A block of data:
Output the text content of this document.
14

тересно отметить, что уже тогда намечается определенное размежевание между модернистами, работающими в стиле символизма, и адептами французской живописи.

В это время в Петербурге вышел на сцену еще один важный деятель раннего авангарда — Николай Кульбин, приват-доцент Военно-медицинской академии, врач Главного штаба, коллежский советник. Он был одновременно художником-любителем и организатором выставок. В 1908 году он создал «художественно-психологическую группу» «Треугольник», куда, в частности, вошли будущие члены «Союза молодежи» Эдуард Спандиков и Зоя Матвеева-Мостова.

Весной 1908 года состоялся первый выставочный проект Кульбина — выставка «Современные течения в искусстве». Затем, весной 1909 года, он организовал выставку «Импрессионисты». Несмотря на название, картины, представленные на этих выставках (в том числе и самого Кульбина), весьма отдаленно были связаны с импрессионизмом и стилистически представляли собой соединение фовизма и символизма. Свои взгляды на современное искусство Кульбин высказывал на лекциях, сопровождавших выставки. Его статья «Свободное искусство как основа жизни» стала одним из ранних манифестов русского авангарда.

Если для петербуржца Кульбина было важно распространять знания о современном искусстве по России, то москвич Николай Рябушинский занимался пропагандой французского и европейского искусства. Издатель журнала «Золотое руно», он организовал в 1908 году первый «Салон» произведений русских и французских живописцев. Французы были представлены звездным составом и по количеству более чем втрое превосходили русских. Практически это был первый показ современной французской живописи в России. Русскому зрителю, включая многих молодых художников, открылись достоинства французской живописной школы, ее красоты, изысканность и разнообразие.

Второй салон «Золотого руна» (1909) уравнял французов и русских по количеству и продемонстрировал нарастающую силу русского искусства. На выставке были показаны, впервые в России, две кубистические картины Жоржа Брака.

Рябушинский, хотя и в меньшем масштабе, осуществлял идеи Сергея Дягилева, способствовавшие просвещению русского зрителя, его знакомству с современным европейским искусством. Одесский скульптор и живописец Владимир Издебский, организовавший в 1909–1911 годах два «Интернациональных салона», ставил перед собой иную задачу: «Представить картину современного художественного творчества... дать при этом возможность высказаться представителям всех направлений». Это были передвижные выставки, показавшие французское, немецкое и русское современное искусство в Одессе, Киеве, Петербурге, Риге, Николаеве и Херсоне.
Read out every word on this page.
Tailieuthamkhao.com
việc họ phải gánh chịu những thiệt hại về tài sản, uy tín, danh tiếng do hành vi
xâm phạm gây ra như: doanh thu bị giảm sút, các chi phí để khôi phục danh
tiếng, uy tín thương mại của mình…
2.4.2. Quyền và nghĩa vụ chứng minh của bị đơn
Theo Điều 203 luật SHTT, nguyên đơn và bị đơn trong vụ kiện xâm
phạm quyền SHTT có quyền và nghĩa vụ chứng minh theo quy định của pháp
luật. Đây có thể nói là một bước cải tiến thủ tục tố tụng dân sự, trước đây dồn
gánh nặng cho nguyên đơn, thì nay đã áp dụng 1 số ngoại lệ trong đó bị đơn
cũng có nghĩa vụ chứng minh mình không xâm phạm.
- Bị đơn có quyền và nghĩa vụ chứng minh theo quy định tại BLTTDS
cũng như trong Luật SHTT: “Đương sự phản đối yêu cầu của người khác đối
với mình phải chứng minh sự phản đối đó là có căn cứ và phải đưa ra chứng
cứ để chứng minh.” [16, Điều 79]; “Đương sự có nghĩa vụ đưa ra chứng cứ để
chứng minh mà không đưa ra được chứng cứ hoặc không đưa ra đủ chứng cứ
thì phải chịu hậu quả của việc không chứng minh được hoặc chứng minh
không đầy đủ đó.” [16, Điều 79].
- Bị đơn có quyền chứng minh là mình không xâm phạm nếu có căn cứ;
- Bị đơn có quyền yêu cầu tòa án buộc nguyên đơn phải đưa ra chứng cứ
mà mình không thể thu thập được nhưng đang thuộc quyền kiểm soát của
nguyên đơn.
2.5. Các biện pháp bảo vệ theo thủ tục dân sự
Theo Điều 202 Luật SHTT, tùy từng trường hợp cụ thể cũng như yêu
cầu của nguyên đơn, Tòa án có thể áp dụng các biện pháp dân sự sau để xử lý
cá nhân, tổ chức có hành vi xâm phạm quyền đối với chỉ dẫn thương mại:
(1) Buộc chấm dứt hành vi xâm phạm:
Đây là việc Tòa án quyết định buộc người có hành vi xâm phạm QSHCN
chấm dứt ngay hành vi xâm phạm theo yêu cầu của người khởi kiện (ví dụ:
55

PROBLEM TO WORK ON:
Please quote every record above exactly as it appears.

SOLUTION FOR THIS EXERCISE:
Output the text content of this document.
14

тересно отметить, что уже тогда намечается определенное размежевание между модернистами, работающими в стиле символизма, и адептами французской живописи.

В это время в Петербурге вышел на сцену еще один важный деятель раннего авангарда — Николай Кульбин, приват-доцент Военно-медицинской академии, врач Главного штаба, коллежский советник. Он был одновременно художником-любителем и организатором выставок. В 1908 году он создал «художественно-психологическую группу» «Треугольник», куда, в частности, вошли будущие члены «Союза молодежи» Эдуард Спандиков и Зоя Матвеева-Мостова.

Весной 1908 года состоялся первый выставочный проект Кульбина — выставка «Современные течения в искусстве». Затем, весной 1909 года, он организовал выставку «Импрессионисты». Несмотря на название, картины, представленные на этих выставках (в том числе и самого Кульбина), весьма отдаленно были связаны с импрессионизмом и стилистически представляли собой соединение фовизма и символизма. Свои взгляды на современное искусство Кульбин высказывал на лекциях, сопровождавших выставки. Его статья «Свободное искусство как основа жизни» стала одним из ранних манифестов русского авангарда.

Если для петербуржца Кульбина было важно распространять знания о современном искусстве по России, то москвич Николай Рябушинский занимался пропагандой французского и европейского искусства. Издатель журнала «Золотое руно», он организовал в 1908 году первый «Салон» произведений русских и французских живописцев. Французы были представлены звездным составом и по количеству более чем втрое превосходили русских. Практически это был первый показ современной французской живописи в России. Русскому зрителю, включая многих молодых художников, открылись достоинства французской живописной школы, ее красоты, изысканность и разнообразие.

Второй салон «Золотого руна» (1909) уравнял французов и русских по количеству и продемонстрировал нарастающую силу русского искусства. На выставке были показаны, впервые в России, две кубистические картины Жоржа Брака.

Рябушинский, хотя и в меньшем масштабе, осуществлял идеи Сергея Дягилева, способствовавшие просвещению русского зрителя, его знакомству с современным европейским искусством. Одесский скульптор и живописец Владимир Издебский, организовавший в 1909–1911 годах два «Интернациональных салона», ставил перед собой иную задачу: «Представить картину современного художественного творчества... дать при этом возможность высказаться представителям всех направлений». Это были передвижные выставки, показавшие французское, немецкое и русское современное искусство в Одессе, Киеве, Петербурге, Риге, Николаеве и Херсоне.
Read out every word on this page.
Tailieuthamkhao.com
việc họ phải gánh chịu những thiệt hại về tài sản, uy tín, danh tiếng do hành vi
xâm phạm gây ra như: doanh thu bị giảm sút, các chi phí để khôi phục danh
tiếng, uy tín thương mại của mình…
2.4.2. Quyền và nghĩa vụ chứng minh của bị đơn
Theo Điều 203 luật SHTT, nguyên đơn và bị đơn trong vụ kiện xâm
phạm quyền SHTT có quyền và nghĩa vụ chứng minh theo quy định của pháp
luật. Đây có thể nói là một bước cải tiến thủ tục tố tụng dân sự, trước đây dồn
gánh nặng cho nguyên đơn, thì nay đã áp dụng 1 số ngoại lệ trong đó bị đơn
cũng có nghĩa vụ chứng minh mình không xâm phạm.
- Bị đơn có quyền và nghĩa vụ chứng minh theo quy định tại BLTTDS
cũng như trong Luật SHTT: “Đương sự phản đối yêu cầu của người khác đối
với mình phải chứng minh sự phản đối đó là có căn cứ và phải đưa ra chứng
cứ để chứng minh.” [16, Điều 79]; “Đương sự có nghĩa vụ đưa ra chứng cứ để
chứng minh mà không đưa ra được chứng cứ hoặc không đưa ra đủ chứng cứ
thì phải chịu hậu quả của việc không chứng minh được hoặc chứng minh
không đầy đủ đó.” [16, Điều 79].
- Bị đơn có quyền chứng minh là mình không xâm phạm nếu có căn cứ;
- Bị đơn có quyền yêu cầu tòa án buộc nguyên đơn phải đưa ra chứng cứ
mà mình không thể thu thập được nhưng đang thuộc quyền kiểm soát của
nguyên đơn.
2.5. Các biện pháp bảo vệ theo thủ tục dân sự
Theo Điều 202 Luật SHTT, tùy từng trường hợp cụ thể cũng như yêu
cầu của nguyên đơn, Tòa án có thể áp dụng các biện pháp dân sự sau để xử lý
cá nhân, tổ chức có hành vi xâm phạm quyền đối với chỉ dẫn thương mại:
(1) Buộc chấm dứt hành vi xâm phạm:
Đây là việc Tòa án quyết định buộc người có hành vi xâm phạm QSHCN
chấm dứt ngay hành vi xâm phạm theo yêu cầu của người khởi kiện (ví dụ:
55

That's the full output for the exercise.